* _WHAT YOU ARE ASKED TO DO_
Where a line of the listing below includes the word "legend", reproduce that line.
━━ DATA FOR THIS EXERCISE ━━
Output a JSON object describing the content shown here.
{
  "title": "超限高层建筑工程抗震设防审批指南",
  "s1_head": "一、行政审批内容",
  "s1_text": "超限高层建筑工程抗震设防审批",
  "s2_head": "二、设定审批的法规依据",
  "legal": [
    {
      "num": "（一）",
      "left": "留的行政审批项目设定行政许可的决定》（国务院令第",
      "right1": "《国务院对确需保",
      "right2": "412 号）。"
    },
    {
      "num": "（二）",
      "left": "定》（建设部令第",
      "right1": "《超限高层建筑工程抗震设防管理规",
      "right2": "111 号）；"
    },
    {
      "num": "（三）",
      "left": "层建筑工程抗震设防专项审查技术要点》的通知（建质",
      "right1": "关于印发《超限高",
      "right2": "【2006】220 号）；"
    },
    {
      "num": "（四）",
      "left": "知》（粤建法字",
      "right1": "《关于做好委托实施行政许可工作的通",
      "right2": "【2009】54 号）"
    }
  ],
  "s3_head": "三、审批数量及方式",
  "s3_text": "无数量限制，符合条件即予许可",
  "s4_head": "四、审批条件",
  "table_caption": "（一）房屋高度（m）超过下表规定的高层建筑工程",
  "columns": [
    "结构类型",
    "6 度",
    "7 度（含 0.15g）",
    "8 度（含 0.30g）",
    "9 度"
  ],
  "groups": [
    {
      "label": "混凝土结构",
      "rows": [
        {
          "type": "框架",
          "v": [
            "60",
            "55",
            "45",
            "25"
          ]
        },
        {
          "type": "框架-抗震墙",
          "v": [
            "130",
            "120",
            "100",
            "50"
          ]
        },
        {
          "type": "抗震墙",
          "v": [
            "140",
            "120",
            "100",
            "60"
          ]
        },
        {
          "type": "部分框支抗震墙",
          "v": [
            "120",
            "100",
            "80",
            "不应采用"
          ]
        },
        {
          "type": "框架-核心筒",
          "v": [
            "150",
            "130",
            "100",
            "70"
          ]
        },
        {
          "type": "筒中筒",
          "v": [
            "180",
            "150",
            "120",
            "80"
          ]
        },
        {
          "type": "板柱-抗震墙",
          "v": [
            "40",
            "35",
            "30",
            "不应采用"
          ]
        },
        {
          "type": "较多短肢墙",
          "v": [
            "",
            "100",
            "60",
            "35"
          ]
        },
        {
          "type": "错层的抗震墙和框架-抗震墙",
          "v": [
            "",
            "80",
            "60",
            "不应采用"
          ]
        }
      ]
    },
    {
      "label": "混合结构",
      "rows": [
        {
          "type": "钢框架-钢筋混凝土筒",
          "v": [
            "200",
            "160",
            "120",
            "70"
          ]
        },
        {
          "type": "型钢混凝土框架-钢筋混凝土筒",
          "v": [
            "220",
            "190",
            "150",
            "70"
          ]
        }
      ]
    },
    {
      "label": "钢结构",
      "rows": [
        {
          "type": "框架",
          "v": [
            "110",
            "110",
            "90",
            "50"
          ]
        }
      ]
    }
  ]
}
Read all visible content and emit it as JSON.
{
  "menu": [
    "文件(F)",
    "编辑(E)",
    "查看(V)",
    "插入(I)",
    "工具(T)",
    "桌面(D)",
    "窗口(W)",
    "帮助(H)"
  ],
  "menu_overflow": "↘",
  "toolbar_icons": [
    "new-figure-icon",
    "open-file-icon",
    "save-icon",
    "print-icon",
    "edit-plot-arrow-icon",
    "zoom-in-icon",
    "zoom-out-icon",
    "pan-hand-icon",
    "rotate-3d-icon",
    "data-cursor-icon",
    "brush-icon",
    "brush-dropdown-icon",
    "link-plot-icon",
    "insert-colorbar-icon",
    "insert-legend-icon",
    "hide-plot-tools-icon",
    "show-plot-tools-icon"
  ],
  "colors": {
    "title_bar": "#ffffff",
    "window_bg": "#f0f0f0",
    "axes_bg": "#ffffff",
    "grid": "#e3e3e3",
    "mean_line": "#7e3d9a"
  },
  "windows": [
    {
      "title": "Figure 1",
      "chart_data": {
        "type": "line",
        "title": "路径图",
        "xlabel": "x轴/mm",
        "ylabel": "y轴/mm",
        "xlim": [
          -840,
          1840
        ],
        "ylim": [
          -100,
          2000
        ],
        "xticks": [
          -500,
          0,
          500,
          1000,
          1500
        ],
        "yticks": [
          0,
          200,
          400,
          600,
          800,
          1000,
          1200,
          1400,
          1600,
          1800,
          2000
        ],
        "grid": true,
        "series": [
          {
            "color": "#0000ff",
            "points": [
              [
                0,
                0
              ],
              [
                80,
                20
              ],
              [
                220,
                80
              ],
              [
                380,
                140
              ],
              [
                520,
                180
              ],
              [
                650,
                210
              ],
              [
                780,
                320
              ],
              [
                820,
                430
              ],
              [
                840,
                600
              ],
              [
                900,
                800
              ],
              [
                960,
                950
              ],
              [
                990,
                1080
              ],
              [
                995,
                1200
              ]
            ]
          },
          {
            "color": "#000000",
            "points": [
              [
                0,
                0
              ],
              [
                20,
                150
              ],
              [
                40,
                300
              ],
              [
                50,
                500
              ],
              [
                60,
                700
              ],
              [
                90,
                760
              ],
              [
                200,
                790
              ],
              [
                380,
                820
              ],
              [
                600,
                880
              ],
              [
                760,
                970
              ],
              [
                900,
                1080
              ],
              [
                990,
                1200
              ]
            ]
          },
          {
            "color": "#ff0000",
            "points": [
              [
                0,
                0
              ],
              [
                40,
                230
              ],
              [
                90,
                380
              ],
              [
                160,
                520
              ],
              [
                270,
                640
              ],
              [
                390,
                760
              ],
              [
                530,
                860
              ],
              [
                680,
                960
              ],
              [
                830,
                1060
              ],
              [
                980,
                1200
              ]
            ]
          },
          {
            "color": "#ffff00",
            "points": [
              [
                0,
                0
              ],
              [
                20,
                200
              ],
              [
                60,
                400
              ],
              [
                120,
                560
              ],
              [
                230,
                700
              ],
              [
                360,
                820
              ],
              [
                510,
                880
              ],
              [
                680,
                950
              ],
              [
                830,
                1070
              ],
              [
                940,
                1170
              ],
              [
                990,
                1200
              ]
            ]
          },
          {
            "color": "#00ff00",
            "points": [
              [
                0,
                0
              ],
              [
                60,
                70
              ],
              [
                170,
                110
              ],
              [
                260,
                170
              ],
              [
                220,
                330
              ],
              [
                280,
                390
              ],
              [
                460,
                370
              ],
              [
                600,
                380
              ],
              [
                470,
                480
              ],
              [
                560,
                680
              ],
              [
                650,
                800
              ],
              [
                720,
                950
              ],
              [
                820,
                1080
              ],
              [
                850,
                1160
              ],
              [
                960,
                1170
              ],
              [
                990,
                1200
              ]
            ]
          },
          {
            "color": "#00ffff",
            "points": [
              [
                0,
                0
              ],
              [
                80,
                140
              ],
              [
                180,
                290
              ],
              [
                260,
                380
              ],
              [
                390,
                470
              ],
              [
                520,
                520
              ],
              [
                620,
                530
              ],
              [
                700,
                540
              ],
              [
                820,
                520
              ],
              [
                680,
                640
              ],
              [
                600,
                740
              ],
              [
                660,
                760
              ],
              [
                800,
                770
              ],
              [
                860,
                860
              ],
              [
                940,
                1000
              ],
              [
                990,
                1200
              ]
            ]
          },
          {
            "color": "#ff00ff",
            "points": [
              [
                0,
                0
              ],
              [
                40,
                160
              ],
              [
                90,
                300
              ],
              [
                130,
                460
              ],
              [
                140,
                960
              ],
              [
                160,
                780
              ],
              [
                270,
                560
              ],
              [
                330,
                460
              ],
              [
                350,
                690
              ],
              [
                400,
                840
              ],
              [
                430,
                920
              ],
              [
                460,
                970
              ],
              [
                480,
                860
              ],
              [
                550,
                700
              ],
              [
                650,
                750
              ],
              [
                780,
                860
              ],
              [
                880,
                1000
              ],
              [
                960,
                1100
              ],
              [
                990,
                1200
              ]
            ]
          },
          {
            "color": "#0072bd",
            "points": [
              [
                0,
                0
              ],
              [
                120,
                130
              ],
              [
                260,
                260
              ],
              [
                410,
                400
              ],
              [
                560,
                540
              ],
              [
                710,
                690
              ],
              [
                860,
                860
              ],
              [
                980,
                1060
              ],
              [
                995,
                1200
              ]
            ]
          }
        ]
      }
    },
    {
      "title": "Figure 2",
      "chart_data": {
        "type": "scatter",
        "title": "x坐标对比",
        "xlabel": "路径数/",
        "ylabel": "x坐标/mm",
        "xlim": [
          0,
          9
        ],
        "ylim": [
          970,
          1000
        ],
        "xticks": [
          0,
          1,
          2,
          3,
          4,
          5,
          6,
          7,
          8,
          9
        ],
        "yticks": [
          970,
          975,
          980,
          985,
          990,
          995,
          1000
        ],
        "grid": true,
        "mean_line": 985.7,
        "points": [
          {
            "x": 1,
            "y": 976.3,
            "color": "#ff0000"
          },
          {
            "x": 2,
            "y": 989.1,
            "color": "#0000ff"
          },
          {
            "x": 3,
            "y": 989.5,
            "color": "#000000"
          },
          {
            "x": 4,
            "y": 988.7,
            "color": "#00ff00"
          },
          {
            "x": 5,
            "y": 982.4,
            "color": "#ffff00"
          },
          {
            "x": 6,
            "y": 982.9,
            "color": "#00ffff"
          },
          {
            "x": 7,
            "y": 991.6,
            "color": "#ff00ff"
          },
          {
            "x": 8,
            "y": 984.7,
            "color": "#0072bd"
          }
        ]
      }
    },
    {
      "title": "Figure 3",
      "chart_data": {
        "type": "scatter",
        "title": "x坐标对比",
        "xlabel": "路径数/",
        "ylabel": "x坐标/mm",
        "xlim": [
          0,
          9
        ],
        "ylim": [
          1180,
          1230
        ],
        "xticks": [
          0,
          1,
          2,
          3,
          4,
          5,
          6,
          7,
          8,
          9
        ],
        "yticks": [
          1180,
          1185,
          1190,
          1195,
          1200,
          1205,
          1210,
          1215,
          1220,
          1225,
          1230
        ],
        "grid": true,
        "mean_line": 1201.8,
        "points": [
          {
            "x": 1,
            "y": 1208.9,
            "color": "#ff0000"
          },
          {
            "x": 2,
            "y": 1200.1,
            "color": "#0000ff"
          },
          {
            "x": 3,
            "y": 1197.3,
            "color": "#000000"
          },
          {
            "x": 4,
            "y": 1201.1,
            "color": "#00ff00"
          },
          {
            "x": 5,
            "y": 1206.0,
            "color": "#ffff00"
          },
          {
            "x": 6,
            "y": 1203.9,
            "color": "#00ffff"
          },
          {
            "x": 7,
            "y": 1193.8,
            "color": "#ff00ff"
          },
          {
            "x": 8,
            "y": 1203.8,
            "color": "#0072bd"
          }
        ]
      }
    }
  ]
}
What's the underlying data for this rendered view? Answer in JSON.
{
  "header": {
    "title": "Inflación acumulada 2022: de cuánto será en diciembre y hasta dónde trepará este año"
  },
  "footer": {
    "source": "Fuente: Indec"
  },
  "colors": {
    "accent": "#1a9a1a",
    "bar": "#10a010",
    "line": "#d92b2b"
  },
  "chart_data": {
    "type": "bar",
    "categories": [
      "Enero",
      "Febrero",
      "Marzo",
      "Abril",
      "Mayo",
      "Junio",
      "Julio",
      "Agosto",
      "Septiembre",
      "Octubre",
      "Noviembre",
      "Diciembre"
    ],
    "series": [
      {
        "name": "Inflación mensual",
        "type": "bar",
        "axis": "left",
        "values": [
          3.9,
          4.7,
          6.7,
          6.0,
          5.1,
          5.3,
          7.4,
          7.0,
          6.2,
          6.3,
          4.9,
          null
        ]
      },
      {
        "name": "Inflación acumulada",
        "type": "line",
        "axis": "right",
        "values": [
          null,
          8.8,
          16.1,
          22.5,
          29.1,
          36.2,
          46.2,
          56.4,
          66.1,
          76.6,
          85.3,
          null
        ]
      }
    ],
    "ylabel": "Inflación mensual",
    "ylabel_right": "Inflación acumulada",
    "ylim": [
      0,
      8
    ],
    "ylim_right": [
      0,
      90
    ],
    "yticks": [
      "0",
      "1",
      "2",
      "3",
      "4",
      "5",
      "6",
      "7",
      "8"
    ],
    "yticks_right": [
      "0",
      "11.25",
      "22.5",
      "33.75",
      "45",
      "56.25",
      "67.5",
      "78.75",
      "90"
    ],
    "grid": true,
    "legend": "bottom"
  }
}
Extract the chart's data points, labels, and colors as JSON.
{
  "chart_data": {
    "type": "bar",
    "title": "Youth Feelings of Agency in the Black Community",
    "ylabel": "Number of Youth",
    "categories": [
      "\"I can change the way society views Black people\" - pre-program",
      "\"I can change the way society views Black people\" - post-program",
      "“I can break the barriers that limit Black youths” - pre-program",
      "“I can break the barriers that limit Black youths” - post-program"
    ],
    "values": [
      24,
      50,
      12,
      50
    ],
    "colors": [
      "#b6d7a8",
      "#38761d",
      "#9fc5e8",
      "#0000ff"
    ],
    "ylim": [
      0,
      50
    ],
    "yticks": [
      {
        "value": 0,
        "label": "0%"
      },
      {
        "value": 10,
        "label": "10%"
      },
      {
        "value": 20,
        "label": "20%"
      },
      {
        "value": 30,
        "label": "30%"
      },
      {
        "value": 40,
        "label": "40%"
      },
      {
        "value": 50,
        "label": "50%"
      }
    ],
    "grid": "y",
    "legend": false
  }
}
━━━
* _OUTPUT_
    "insert-legend-icon",
    "legend": "bottom"
    "legend": false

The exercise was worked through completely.